(EXERCISE DIRECTIONS)
Tally the lines containing the word "Jones", and report the tally alone.

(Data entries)
......
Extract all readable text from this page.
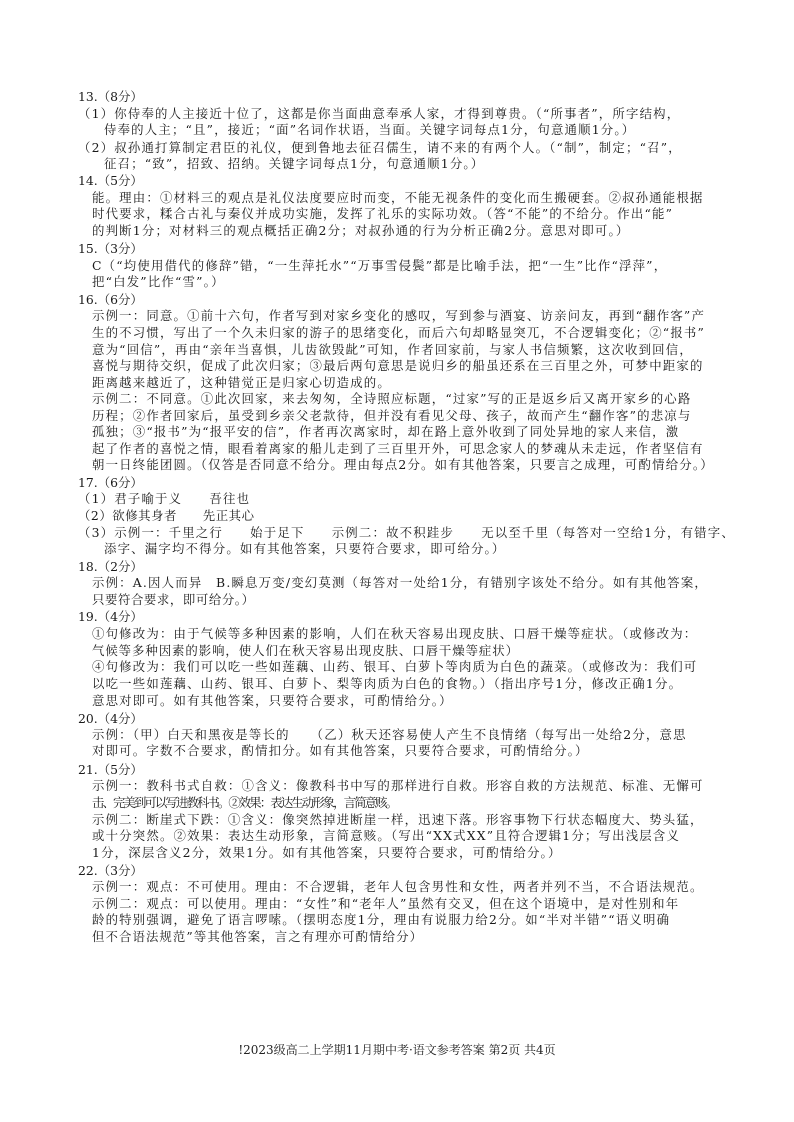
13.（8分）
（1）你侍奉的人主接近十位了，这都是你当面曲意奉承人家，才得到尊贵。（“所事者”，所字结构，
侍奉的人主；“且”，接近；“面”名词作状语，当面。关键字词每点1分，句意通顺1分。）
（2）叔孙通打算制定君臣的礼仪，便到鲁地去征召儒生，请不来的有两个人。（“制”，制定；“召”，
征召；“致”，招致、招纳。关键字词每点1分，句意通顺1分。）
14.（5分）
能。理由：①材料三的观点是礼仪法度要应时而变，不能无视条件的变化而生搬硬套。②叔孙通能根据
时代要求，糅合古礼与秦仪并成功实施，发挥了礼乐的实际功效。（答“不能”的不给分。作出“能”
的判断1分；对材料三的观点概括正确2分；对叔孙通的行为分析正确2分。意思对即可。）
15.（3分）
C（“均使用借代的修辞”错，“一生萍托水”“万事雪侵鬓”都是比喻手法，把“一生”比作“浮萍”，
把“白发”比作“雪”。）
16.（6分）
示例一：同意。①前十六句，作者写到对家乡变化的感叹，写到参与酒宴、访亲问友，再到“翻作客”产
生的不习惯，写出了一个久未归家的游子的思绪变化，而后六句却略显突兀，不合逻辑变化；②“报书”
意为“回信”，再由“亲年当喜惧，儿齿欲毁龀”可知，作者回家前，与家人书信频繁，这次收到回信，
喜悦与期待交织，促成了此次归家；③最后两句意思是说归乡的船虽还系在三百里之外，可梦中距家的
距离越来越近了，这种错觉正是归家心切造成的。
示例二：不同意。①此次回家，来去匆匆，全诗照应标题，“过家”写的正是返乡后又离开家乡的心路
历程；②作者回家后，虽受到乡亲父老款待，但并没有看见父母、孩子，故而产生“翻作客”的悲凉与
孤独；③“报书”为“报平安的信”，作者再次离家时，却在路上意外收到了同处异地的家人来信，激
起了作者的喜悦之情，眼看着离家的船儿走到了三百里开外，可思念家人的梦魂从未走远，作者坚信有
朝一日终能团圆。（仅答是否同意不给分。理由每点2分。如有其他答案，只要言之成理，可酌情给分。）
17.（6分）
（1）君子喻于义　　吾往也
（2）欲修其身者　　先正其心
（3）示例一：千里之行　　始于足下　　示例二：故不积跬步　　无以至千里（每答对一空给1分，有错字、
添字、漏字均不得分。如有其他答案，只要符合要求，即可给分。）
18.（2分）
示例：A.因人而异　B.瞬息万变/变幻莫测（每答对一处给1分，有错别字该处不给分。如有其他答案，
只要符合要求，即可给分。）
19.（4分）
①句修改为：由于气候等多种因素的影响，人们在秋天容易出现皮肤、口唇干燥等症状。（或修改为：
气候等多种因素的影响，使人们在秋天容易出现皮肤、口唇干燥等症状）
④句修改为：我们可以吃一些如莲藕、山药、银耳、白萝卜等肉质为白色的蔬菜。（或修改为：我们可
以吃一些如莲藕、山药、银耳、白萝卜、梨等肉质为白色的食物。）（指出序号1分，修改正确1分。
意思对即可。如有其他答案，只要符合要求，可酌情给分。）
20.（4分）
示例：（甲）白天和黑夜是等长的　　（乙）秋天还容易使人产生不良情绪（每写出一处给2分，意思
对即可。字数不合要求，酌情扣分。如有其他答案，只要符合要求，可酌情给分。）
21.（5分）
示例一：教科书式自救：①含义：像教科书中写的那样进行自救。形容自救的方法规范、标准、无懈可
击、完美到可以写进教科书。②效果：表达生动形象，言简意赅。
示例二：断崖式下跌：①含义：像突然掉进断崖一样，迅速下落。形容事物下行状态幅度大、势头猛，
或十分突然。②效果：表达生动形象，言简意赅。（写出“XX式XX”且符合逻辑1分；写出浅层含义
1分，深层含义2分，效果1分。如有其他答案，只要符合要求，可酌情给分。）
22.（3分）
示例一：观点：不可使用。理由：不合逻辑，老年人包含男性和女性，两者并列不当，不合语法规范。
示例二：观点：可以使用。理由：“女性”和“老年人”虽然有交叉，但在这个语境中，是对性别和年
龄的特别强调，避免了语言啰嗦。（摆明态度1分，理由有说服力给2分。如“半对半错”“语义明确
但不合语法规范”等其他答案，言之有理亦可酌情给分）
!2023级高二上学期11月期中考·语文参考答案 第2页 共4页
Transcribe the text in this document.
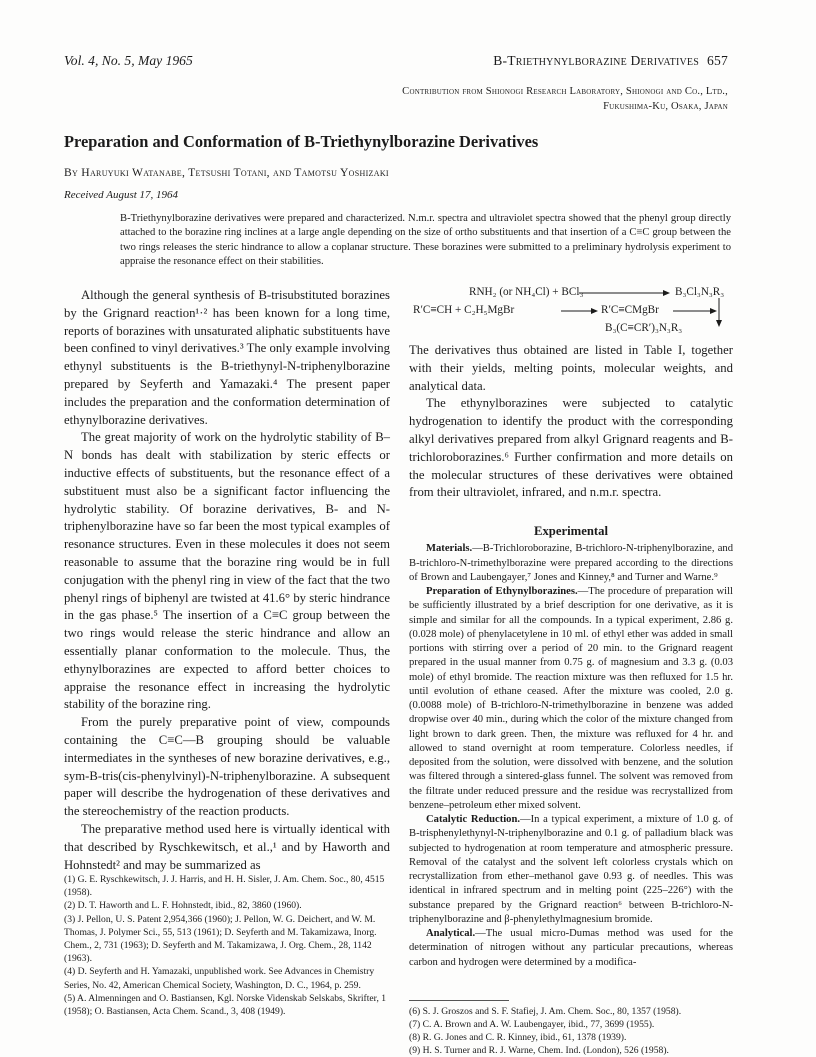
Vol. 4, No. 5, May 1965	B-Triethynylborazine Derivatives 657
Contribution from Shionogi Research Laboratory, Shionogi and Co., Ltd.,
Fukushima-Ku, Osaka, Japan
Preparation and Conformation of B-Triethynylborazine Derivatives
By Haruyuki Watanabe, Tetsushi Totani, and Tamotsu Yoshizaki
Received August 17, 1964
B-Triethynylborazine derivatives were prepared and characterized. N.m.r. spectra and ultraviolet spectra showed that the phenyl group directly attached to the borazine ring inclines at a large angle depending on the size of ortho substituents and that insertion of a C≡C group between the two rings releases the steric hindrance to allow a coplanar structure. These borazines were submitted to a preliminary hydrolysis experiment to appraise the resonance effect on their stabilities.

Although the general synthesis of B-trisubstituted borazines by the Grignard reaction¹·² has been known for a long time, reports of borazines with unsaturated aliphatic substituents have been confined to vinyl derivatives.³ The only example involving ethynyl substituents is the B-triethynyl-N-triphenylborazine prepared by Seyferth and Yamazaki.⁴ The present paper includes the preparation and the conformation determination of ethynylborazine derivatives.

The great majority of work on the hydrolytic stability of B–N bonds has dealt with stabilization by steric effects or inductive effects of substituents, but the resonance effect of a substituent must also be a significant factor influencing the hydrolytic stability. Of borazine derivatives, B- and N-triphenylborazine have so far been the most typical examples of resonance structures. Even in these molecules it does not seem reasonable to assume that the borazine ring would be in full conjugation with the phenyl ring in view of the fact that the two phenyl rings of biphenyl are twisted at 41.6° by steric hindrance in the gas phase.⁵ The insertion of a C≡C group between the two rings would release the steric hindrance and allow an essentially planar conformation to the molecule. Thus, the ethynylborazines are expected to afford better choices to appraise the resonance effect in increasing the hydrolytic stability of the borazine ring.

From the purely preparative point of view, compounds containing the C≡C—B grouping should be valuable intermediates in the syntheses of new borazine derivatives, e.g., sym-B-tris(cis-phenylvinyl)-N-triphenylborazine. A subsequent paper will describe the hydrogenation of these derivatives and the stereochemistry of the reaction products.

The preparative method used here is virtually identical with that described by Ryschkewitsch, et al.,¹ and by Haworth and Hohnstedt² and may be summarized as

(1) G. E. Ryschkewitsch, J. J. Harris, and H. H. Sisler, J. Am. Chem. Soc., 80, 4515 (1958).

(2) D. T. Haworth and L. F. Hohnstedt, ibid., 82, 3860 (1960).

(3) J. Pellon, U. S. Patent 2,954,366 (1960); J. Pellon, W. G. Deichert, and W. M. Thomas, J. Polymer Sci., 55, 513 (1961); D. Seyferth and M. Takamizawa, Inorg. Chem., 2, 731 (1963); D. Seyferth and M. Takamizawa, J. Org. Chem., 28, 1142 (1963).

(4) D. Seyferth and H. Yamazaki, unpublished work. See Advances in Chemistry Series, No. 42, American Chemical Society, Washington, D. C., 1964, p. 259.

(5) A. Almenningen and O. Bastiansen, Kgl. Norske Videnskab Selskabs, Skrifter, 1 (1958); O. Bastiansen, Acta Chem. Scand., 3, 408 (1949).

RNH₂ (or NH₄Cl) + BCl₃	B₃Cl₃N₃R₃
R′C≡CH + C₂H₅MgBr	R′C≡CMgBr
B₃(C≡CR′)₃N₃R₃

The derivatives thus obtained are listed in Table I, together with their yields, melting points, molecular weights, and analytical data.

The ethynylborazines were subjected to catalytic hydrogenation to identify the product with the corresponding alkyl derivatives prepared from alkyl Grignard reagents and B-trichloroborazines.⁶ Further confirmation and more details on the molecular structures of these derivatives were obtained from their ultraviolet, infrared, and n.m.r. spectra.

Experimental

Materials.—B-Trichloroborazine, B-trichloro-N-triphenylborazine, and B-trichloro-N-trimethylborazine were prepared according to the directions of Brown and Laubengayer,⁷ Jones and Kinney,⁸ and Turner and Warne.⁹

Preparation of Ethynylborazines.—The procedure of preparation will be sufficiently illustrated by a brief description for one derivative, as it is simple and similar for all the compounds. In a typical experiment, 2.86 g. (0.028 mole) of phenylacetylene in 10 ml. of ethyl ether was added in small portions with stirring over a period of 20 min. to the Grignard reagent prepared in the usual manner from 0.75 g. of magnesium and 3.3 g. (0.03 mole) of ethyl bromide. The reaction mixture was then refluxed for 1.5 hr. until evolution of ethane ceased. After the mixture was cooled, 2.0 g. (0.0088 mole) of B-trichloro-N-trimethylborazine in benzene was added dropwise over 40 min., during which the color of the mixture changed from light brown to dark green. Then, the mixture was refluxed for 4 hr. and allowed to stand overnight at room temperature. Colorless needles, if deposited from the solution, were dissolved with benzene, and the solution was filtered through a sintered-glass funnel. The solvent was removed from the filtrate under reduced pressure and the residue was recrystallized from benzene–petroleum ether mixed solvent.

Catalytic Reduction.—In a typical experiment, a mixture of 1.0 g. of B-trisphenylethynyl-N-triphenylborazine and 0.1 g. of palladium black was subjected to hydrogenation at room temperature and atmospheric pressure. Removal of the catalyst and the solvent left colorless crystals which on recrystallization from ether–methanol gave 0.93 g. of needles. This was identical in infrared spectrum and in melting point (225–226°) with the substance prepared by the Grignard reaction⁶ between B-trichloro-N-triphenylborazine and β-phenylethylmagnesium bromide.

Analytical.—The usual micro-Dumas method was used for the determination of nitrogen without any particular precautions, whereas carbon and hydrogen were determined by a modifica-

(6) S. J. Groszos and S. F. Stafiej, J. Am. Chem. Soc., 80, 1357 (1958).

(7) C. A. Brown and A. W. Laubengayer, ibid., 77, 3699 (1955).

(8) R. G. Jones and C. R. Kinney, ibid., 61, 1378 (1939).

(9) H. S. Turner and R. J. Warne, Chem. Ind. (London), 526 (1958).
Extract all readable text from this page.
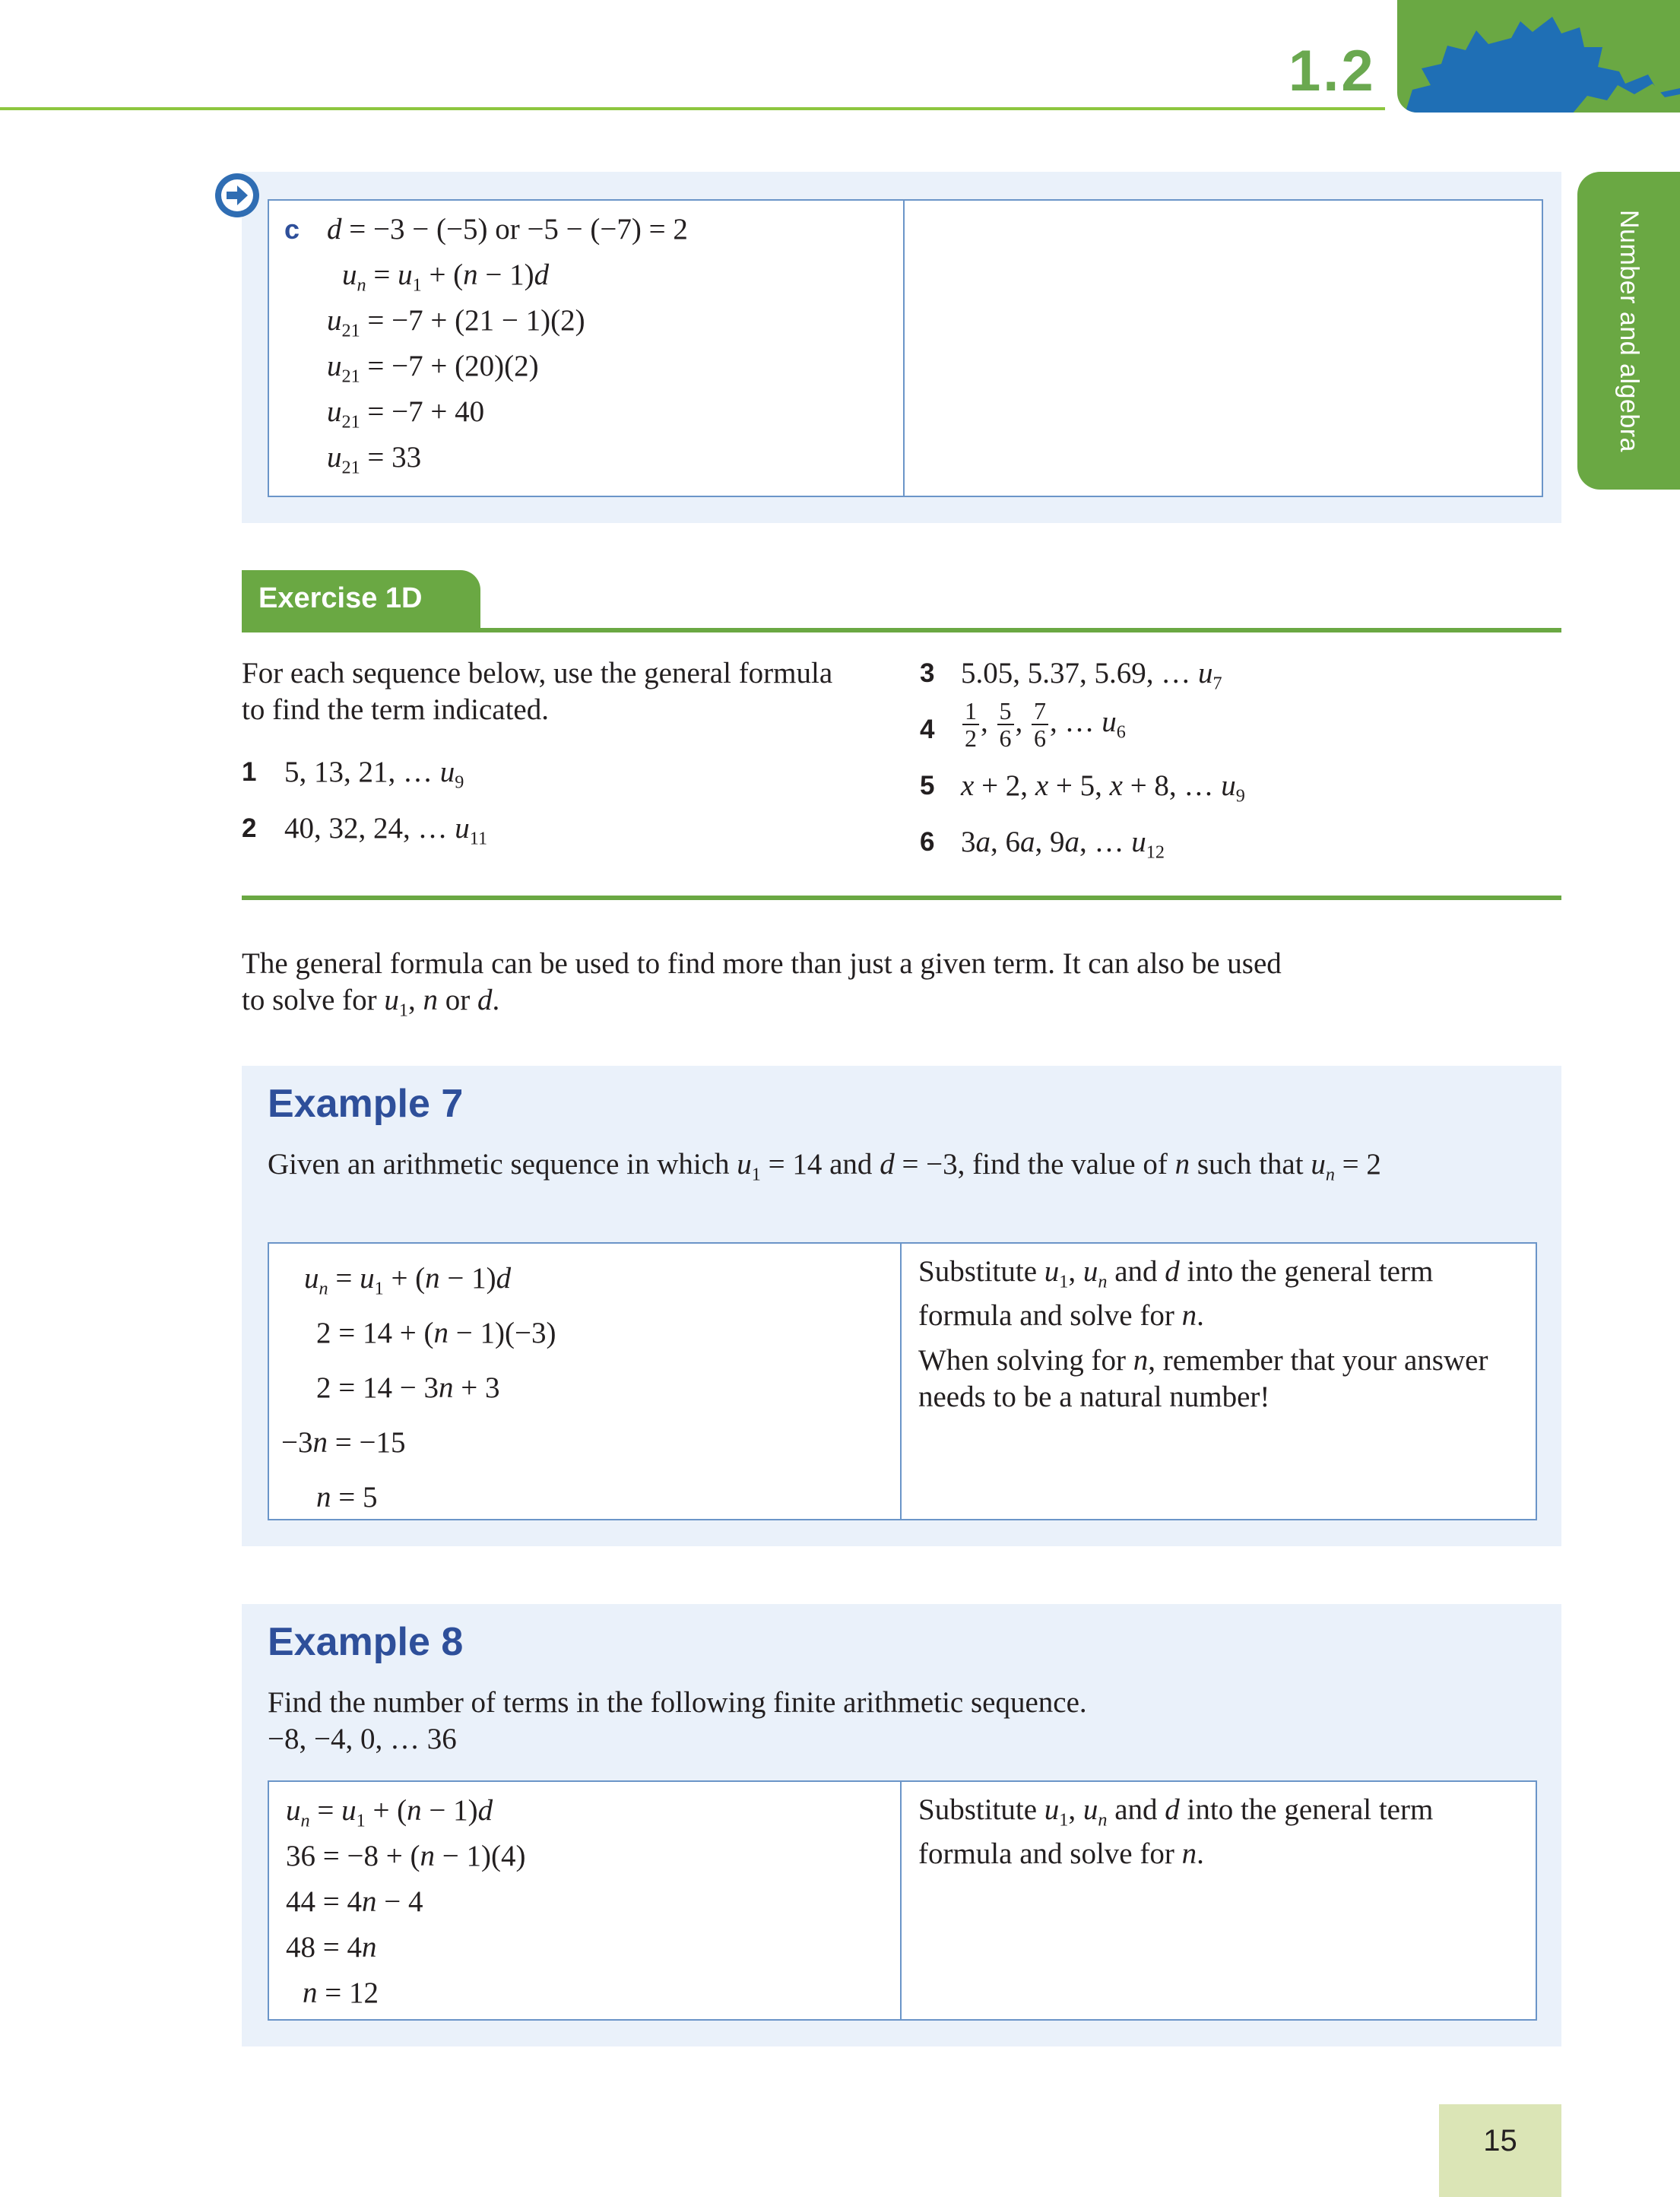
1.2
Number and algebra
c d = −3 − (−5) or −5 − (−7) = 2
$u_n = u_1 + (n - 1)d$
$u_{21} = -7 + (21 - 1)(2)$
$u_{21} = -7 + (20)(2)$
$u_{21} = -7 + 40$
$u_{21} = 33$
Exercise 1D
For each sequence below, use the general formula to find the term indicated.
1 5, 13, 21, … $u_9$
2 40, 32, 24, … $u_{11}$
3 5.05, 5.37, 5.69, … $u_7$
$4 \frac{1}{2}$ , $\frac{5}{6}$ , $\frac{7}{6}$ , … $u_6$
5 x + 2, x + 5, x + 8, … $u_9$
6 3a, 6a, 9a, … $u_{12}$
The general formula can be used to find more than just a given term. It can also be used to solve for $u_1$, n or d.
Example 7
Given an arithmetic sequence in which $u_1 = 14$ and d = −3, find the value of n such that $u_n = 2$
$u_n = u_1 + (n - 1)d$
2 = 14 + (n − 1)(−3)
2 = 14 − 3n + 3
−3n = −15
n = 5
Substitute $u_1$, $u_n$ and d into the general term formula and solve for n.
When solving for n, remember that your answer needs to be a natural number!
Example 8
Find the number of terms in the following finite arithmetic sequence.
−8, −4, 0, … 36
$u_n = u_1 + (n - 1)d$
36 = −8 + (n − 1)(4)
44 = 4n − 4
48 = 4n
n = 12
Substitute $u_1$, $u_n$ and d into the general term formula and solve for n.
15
......
(TASK OUTPUT)
2